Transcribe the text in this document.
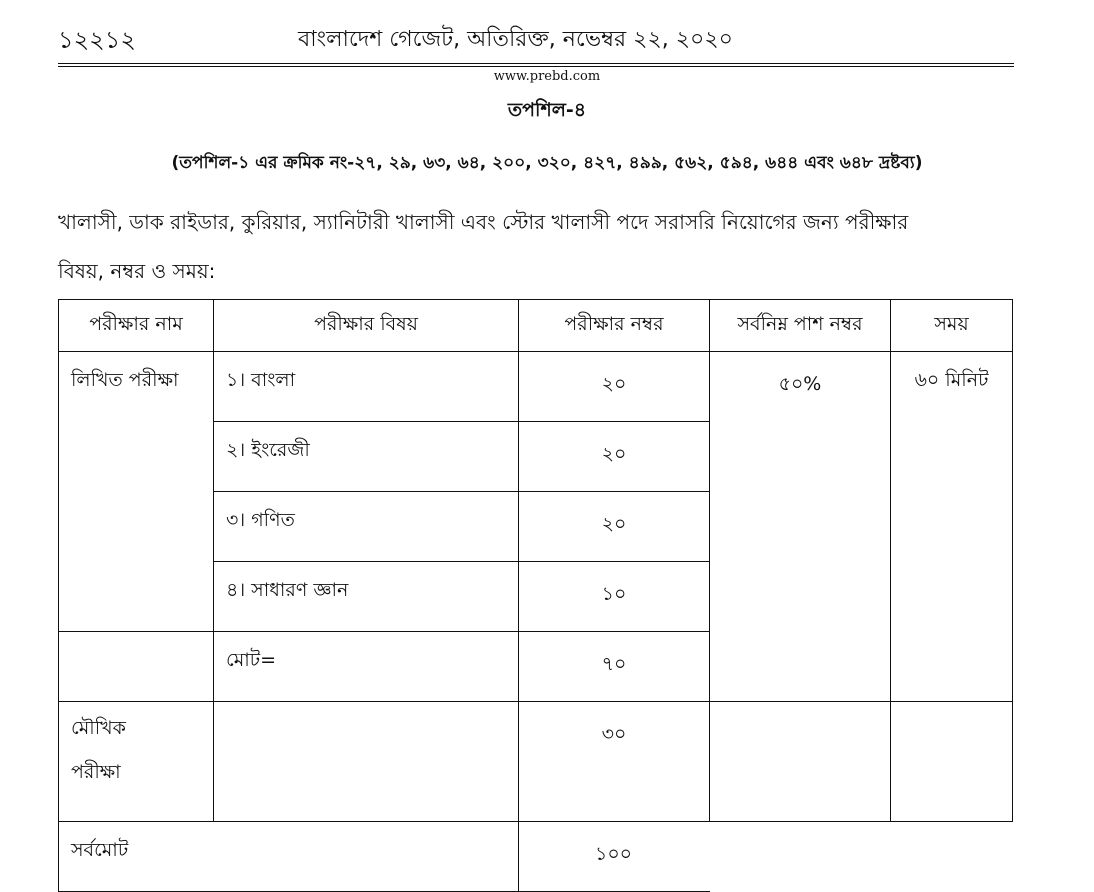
১২২১২	বাংলাদেশ গেজেট, অতিরিক্ত, নভেম্বর ২২, ২০২০
www.prebd.com
তপশিল-৪
(তপশিল-১ এর ক্রমিক নং-২৭, ২৯, ৬৩, ৬৪, ২০০, ৩২০, ৪২৭, ৪৯৯, ৫৬২, ৫৯৪, ৬৪৪ এবং ৬৪৮ দ্রষ্টব্য)
খালাসী, ডাক রাইডার, কুরিয়ার, স্যানিটারী খালাসী এবং স্টোর খালাসী পদে সরাসরি নিয়োগের জন্য পরীক্ষার
বিষয়, নম্বর ও সময়:
পরীক্ষার নাম	পরীক্ষার বিষয়	পরীক্ষার নম্বর	সর্বনিম্ন পাশ নম্বর	সময়
লিখিত পরীক্ষা	১। বাংলা	২০	৫০%	৬০ মিনিট
	২। ইংরেজী	২০		
	৩। গণিত	২০		
	৪। সাধারণ জ্ঞান	১০		
	মোট=	৭০		
মৌখিক
পরীক্ষা		৩০		
সর্বমোট		১০০		
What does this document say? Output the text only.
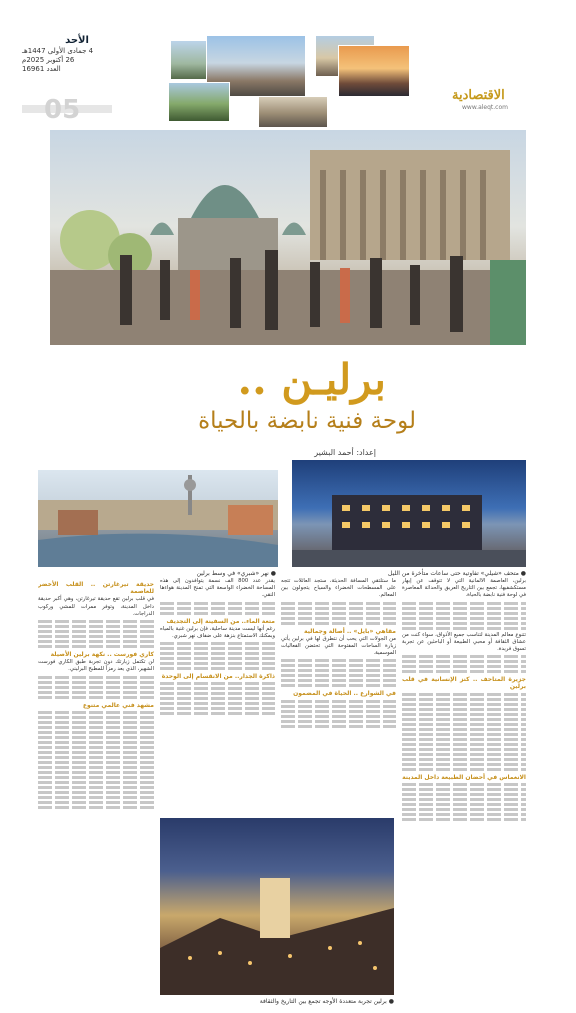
الأحد
4 جمادى الأولى 1447هـ
26 أكتوبر 2025م
العدد 16961
05	الاقتصادية
www.aleqt.com
برليـن ..
لوحة فنية نابضة بالحياة
إعداد: أحمد البشير
● متحف «شيلي» تفاوتية حتى ساعات متأخرة من الليل
● نهر «شبري» في وسط برلين
● برلين تجربة متعددة الأوجه تجمع بين التاريخ والثقافة

برلين، العاصمة الألمانية التي لا تتوقف عن إبهار مستكشفيها، تجمع بين التاريخ العريق والحداثة المعاصرة في لوحة فنية نابضة بالحياة.

تتنوع معالم المدينة لتناسب جميع الأذواق، سواء كنت من عشاق الثقافة أو محبي الطبيعة أو الباحثين عن تجربة تسوق فريدة.

جزيرة المتاحف .. كنز الإنسانية في قلب برلين
الانغماس في أحضان الطبيعة داخل المدينة

ما ستلتقي المسافة الحديثة، ستجد العائلات تتجه على المسطحات الخضراء والسياح يتجولون بين المعالم.

مقاهي «بايل» .. أصالة وجمالية

من الجولات التي يحب أن نتطرق لها في برلين يأتي زيارة الساحات المفتوحة التي تحتضن الفعاليات الموسمية.

في الشوارع .. الحياة في المضمون

يقدر عدد 800 ألف نسمة يتوافدون إلى هذه المساحة الخضراء الواسعة التي تمنح المدينة هواءها النقي.

متعة الماء.. من السفينة إلى التجديف

رغم أنها ليست مدينة ساحلية، فإن برلين غنية بالمياه ويمكنك الاستمتاع بنزهة على ضفاف نهر شبري.

ذاكرة الجدار.. من الانقسام إلى الوحدة
حديقة تيرغارتن .. القلب الأخضر للعاصمة

في قلب برلين تقع حديقة تيرغارتن، وهي أكبر حديقة داخل المدينة، وتوفر ممرات للمشي وركوب الدراجات.

كاري فورست .. نكهة برلين الأصيلة

لن تكتمل زيارتك دون تجربة طبق الكاري فورست الشهير، الذي يعد رمزاً للمطبخ البرليني.

مشهد فني عالمي متنوع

==*==

Pull out all lines from the entries above in which the word "فنية" appears.

لوحة فنية نابضة بالحياة
برلين، العاصمة الألمانية التي لا تتوقف عن إبهار مستكشفيها، تجمع بين التاريخ العريق والحداثة المعاصرة في لوحة فنية نابضة بالحياة.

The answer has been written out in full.